Work instructions:
Check each line of the records below for the word "Flow" and copy those where it appears.
== Recorded information
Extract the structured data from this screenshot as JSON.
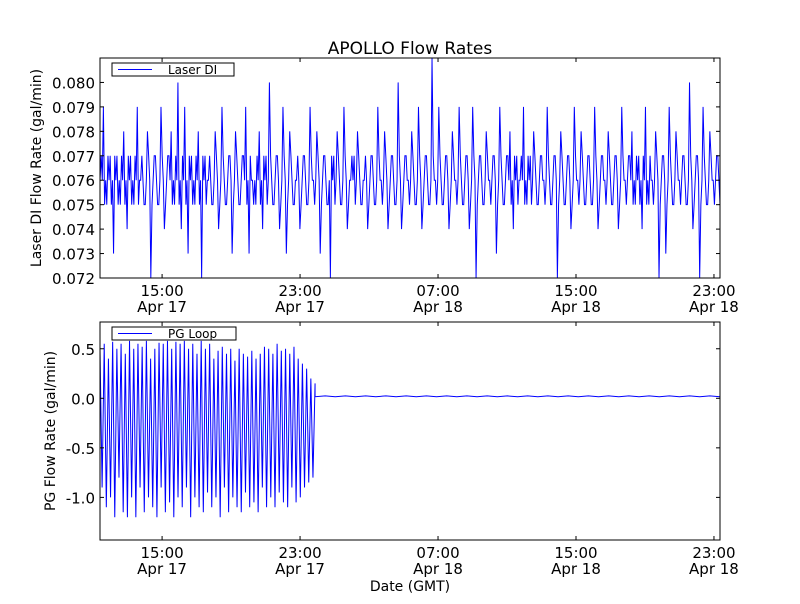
{
  "chart_data": [
    {
      "type": "line",
      "title": "APOLLO Flow Rates",
      "ylabel": "Laser DI Flow Rate (gal/min)",
      "xlabel": "",
      "legend": "Laser DI",
      "legend_placement": "top-left",
      "color": "#0000ff",
      "xlim_hours_from_first_tick": [
        -3.6,
        32.35
      ],
      "ylim": [
        0.072,
        0.081
      ],
      "yticks": [
        0.072,
        0.073,
        0.074,
        0.075,
        0.076,
        0.077,
        0.078,
        0.079,
        0.08
      ],
      "ytick_labels": [
        "0.072",
        "0.073",
        "0.074",
        "0.075",
        "0.076",
        "0.077",
        "0.078",
        "0.079",
        "0.080"
      ],
      "xticks_hours": [
        0,
        8,
        16,
        24,
        32
      ],
      "xtick_labels": [
        [
          "15:00",
          "Apr 17"
        ],
        [
          "23:00",
          "Apr 17"
        ],
        [
          "07:00",
          "Apr 18"
        ],
        [
          "15:00",
          "Apr 18"
        ],
        [
          "23:00",
          "Apr 18"
        ]
      ],
      "values": [
        0.076,
        0.079,
        0.075,
        0.077,
        0.073,
        0.077,
        0.075,
        0.078,
        0.074,
        0.077,
        0.075,
        0.079,
        0.076,
        0.075,
        0.078,
        0.072,
        0.077,
        0.075,
        0.079,
        0.074,
        0.077,
        0.078,
        0.075,
        0.08,
        0.074,
        0.079,
        0.073,
        0.077,
        0.075,
        0.078,
        0.072,
        0.077,
        0.076,
        0.075,
        0.078,
        0.074,
        0.079,
        0.075,
        0.077,
        0.073,
        0.078,
        0.075,
        0.077,
        0.079,
        0.073,
        0.076,
        0.075,
        0.078,
        0.074,
        0.077,
        0.08,
        0.075,
        0.077,
        0.074,
        0.079,
        0.073,
        0.078,
        0.075,
        0.076,
        0.074,
        0.077,
        0.075,
        0.079,
        0.076,
        0.078,
        0.073,
        0.077,
        0.075,
        0.072,
        0.077,
        0.078,
        0.075,
        0.079,
        0.074,
        0.076,
        0.077,
        0.078,
        0.075,
        0.076,
        0.074,
        0.077,
        0.075,
        0.079,
        0.076,
        0.078,
        0.074,
        0.077,
        0.075,
        0.08,
        0.074,
        0.077,
        0.076,
        0.078,
        0.075,
        0.079,
        0.074,
        0.077,
        0.075,
        0.081,
        0.076,
        0.079,
        0.075,
        0.077,
        0.074,
        0.078,
        0.076,
        0.079,
        0.075,
        0.077,
        0.074,
        0.079,
        0.072,
        0.077,
        0.075,
        0.078,
        0.076,
        0.077,
        0.073,
        0.079,
        0.075,
        0.077,
        0.078,
        0.074,
        0.077,
        0.076,
        0.079,
        0.075,
        0.077,
        0.078,
        0.075,
        0.077,
        0.076,
        0.079,
        0.075,
        0.077,
        0.072,
        0.078,
        0.075,
        0.077,
        0.074,
        0.079,
        0.076,
        0.078,
        0.075,
        0.077,
        0.075,
        0.079,
        0.074,
        0.077,
        0.076,
        0.078,
        0.075,
        0.077,
        0.074,
        0.079,
        0.076,
        0.077,
        0.078,
        0.075,
        0.077,
        0.074,
        0.079,
        0.075,
        0.076,
        0.078,
        0.072,
        0.077,
        0.073,
        0.079,
        0.075,
        0.078,
        0.076,
        0.077,
        0.075,
        0.08,
        0.074,
        0.077,
        0.072,
        0.079,
        0.075,
        0.078,
        0.076,
        0.077,
        0.075
      ]
    },
    {
      "type": "line",
      "title": "",
      "ylabel": "PG Flow Rate (gal/min)",
      "xlabel": "Date (GMT)",
      "legend": "PG Loop",
      "legend_placement": "top-left",
      "color": "#0000ff",
      "xlim_hours_from_first_tick": [
        -3.6,
        32.35
      ],
      "ylim": [
        -1.43,
        0.77
      ],
      "yticks": [
        -1.0,
        -0.5,
        0.0,
        0.5
      ],
      "ytick_labels": [
        "-1.0",
        "-0.5",
        "0.0",
        "0.5"
      ],
      "xticks_hours": [
        0,
        8,
        16,
        24,
        32
      ],
      "xtick_labels": [
        [
          "15:00",
          "Apr 17"
        ],
        [
          "23:00",
          "Apr 17"
        ],
        [
          "07:00",
          "Apr 18"
        ],
        [
          "15:00",
          "Apr 18"
        ],
        [
          "23:00",
          "Apr 18"
        ]
      ],
      "active_segment_hours": [
        -3.6,
        8.87
      ],
      "values": [
        0.5,
        -0.9,
        0.55,
        -1.1,
        0.4,
        -1.0,
        0.57,
        -1.2,
        0.5,
        -0.8,
        0.55,
        -1.15,
        0.45,
        -1.2,
        0.58,
        -1.0,
        0.5,
        -1.2,
        0.55,
        -0.9,
        0.52,
        -1.15,
        0.58,
        -1.0,
        0.4,
        -1.1,
        0.5,
        -1.2,
        0.56,
        -0.9,
        0.55,
        -1.15,
        0.58,
        -1.05,
        0.5,
        -1.2,
        0.57,
        -1.0,
        0.55,
        -1.1,
        0.58,
        -0.9,
        0.5,
        -1.2,
        0.55,
        -1.0,
        0.45,
        -1.1,
        0.58,
        -1.15,
        0.5,
        -0.95,
        0.55,
        -1.1,
        0.4,
        -1.0,
        0.48,
        -1.2,
        0.52,
        -0.9,
        0.45,
        -1.15,
        0.5,
        -1.0,
        0.38,
        -1.1,
        0.5,
        -1.15,
        0.45,
        -0.95,
        0.42,
        -1.1,
        0.48,
        -1.05,
        0.4,
        -1.15,
        0.45,
        -0.9,
        0.52,
        -1.1,
        0.5,
        -1.0,
        0.45,
        -1.1,
        0.55,
        -0.95,
        0.48,
        -1.05,
        0.5,
        -1.1,
        0.45,
        -0.9,
        0.52,
        -1.05,
        0.4,
        -1.0,
        0.35,
        -0.9,
        0.3,
        -0.85,
        0.2,
        -0.8,
        0.15
      ],
      "flat_value": 0.02
    }
  ]
}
====
Expected answer:
      "title": "APOLLO Flow Rates",
      "ylabel": "Laser DI Flow Rate (gal/min)",
      "ylabel": "PG Flow Rate (gal/min)",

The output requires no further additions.